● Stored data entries
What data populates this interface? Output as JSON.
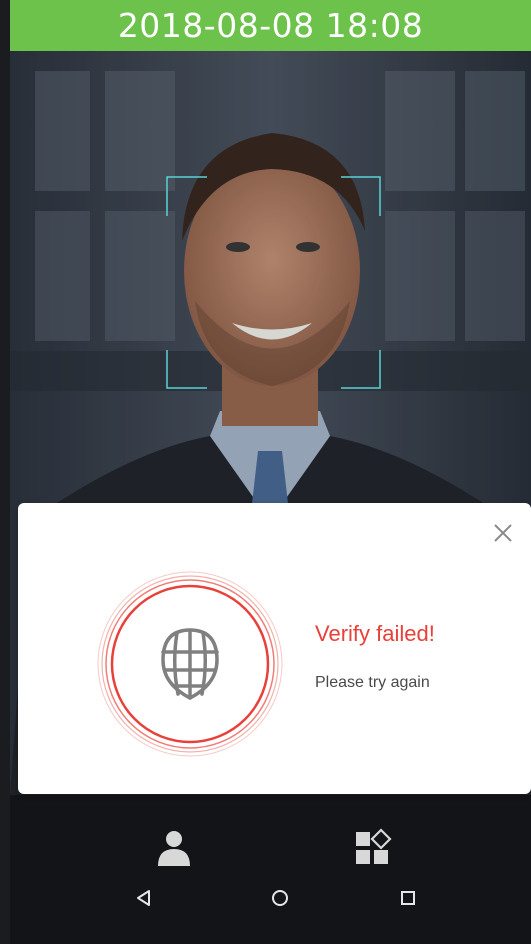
{
  "status_bar": {
    "datetime": "2018-08-08 18:08"
  },
  "dialog": {
    "title": "Verify failed!",
    "subtitle": "Please try again",
    "icon": "face-mesh-icon",
    "accent_color": "#e8403a"
  },
  "colors": {
    "status_green": "#6cc24a",
    "face_frame": "#5ad2d8",
    "bar_dark": "#131417"
  },
  "bottom_bar": {
    "icons": [
      "user-icon",
      "apps-icon"
    ]
  },
  "nav_bar": {
    "icons": [
      "back-icon",
      "home-icon",
      "recents-icon"
    ]
  }
}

● Brief
Copy out each line exactly, without the pictures.

● Answer to the exercise
What data populates this interface? Output as JSON.
{
  "status_bar": {
    "datetime": "2018-08-08 18:08"
  },
  "dialog": {
    "title": "Verify failed!",
    "subtitle": "Please try again",
    "icon": "face-mesh-icon",
    "accent_color": "#e8403a"
  },
  "colors": {
    "status_green": "#6cc24a",
    "face_frame": "#5ad2d8",
    "bar_dark": "#131417"
  },
  "bottom_bar": {
    "icons": [
      "user-icon",
      "apps-icon"
    ]
  },
  "nav_bar": {
    "icons": [
      "back-icon",
      "home-icon",
      "recents-icon"
    ]
  }
}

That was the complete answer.